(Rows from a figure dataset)
┏━━
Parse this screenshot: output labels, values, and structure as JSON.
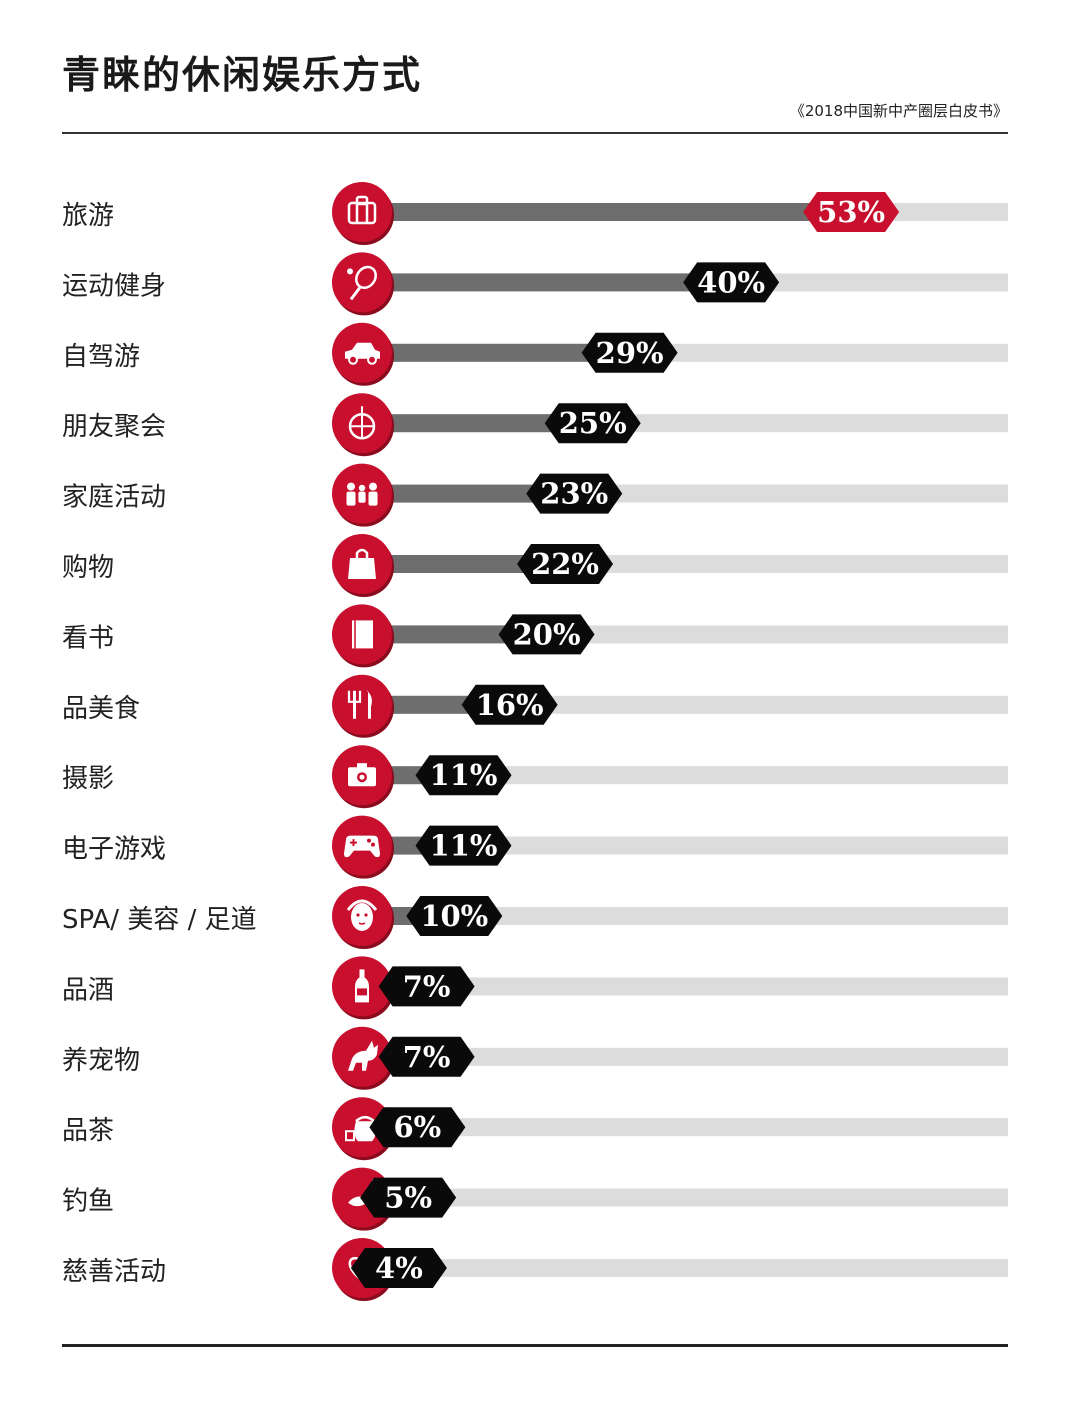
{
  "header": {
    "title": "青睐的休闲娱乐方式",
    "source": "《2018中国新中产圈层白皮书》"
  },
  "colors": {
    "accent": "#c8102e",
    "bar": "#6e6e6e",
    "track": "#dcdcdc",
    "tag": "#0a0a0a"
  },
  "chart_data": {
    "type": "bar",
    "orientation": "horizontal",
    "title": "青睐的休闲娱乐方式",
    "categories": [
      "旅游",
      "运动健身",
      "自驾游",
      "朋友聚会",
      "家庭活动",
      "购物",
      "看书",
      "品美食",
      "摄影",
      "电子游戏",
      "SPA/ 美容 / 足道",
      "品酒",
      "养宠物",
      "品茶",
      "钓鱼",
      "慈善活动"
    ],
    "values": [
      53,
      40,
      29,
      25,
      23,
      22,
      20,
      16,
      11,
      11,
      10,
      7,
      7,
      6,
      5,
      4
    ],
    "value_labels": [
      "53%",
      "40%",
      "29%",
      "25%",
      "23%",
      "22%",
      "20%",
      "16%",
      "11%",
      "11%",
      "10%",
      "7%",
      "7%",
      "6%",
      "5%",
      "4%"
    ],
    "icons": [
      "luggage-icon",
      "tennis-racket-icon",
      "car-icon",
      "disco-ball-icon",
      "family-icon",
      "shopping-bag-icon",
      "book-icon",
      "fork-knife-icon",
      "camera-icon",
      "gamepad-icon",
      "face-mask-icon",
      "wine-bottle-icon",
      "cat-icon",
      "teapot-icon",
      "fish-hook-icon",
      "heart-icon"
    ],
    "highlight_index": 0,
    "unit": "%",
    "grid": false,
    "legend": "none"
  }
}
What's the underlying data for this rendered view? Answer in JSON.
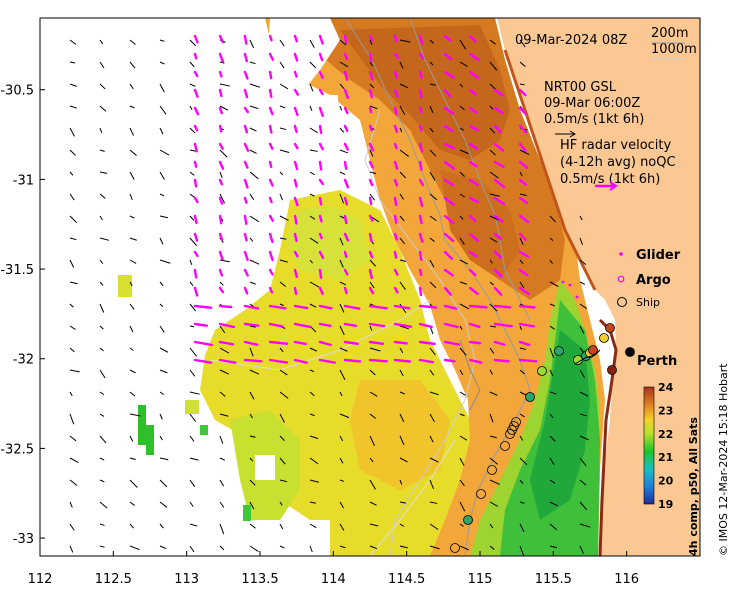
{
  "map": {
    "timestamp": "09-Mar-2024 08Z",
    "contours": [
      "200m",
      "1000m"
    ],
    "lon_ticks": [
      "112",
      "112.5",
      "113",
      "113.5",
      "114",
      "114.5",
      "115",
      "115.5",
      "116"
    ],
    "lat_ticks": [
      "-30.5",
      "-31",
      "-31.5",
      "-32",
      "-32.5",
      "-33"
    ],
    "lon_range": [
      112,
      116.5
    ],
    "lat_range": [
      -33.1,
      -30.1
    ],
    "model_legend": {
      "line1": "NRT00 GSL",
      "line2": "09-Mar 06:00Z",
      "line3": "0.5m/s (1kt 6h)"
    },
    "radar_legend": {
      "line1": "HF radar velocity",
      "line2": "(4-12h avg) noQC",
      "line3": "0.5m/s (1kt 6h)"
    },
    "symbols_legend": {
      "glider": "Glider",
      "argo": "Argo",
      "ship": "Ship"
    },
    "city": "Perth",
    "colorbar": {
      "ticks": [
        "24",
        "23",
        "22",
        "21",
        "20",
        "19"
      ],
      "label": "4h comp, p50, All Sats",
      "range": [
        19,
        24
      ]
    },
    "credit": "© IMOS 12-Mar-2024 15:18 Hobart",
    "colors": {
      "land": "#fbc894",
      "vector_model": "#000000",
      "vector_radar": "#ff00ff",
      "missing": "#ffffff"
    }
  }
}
┗━━
■ WORK REQUIRED ■
Repeat the data exactly, excluding the pictures.

■ SOLUTION TO THE EXERCISE ■
Parse this screenshot: output labels, values, and structure as JSON.
{
  "header": {
    "title": "青睐的休闲娱乐方式",
    "source": "《2018中国新中产圈层白皮书》"
  },
  "colors": {
    "accent": "#c8102e",
    "bar": "#6e6e6e",
    "track": "#dcdcdc",
    "tag": "#0a0a0a"
  },
  "chart_data": {
    "type": "bar",
    "orientation": "horizontal",
    "title": "青睐的休闲娱乐方式",
    "categories": [
      "旅游",
      "运动健身",
      "自驾游",
      "朋友聚会",
      "家庭活动",
      "购物",
      "看书",
      "品美食",
      "摄影",
      "电子游戏",
      "SPA/ 美容 / 足道",
      "品酒",
      "养宠物",
      "品茶",
      "钓鱼",
      "慈善活动"
    ],
    "values": [
      53,
      40,
      29,
      25,
      23,
      22,
      20,
      16,
      11,
      11,
      10,
      7,
      7,
      6,
      5,
      4
    ],
    "value_labels": [
      "53%",
      "40%",
      "29%",
      "25%",
      "23%",
      "22%",
      "20%",
      "16%",
      "11%",
      "11%",
      "10%",
      "7%",
      "7%",
      "6%",
      "5%",
      "4%"
    ],
    "icons": [
      "luggage-icon",
      "tennis-racket-icon",
      "car-icon",
      "disco-ball-icon",
      "family-icon",
      "shopping-bag-icon",
      "book-icon",
      "fork-knife-icon",
      "camera-icon",
      "gamepad-icon",
      "face-mask-icon",
      "wine-bottle-icon",
      "cat-icon",
      "teapot-icon",
      "fish-hook-icon",
      "heart-icon"
    ],
    "highlight_index": 0,
    "unit": "%",
    "grid": false,
    "legend": "none"
  }
}
What's the underlying data for this rendered view? Answer in JSON.
{
  "map": {
    "timestamp": "09-Mar-2024 08Z",
    "contours": [
      "200m",
      "1000m"
    ],
    "lon_ticks": [
      "112",
      "112.5",
      "113",
      "113.5",
      "114",
      "114.5",
      "115",
      "115.5",
      "116"
    ],
    "lat_ticks": [
      "-30.5",
      "-31",
      "-31.5",
      "-32",
      "-32.5",
      "-33"
    ],
    "lon_range": [
      112,
      116.5
    ],
    "lat_range": [
      -33.1,
      -30.1
    ],
    "model_legend": {
      "line1": "NRT00 GSL",
      "line2": "09-Mar 06:00Z",
      "line3": "0.5m/s (1kt 6h)"
    },
    "radar_legend": {
      "line1": "HF radar velocity",
      "line2": "(4-12h avg) noQC",
      "line3": "0.5m/s (1kt 6h)"
    },
    "symbols_legend": {
      "glider": "Glider",
      "argo": "Argo",
      "ship": "Ship"
    },
    "city": "Perth",
    "colorbar": {
      "ticks": [
        "24",
        "23",
        "22",
        "21",
        "20",
        "19"
      ],
      "label": "4h comp, p50, All Sats",
      "range": [
        19,
        24
      ]
    },
    "credit": "© IMOS 12-Mar-2024 15:18 Hobart",
    "colors": {
      "land": "#fbc894",
      "vector_model": "#000000",
      "vector_radar": "#ff00ff",
      "missing": "#ffffff"
    }
  }
}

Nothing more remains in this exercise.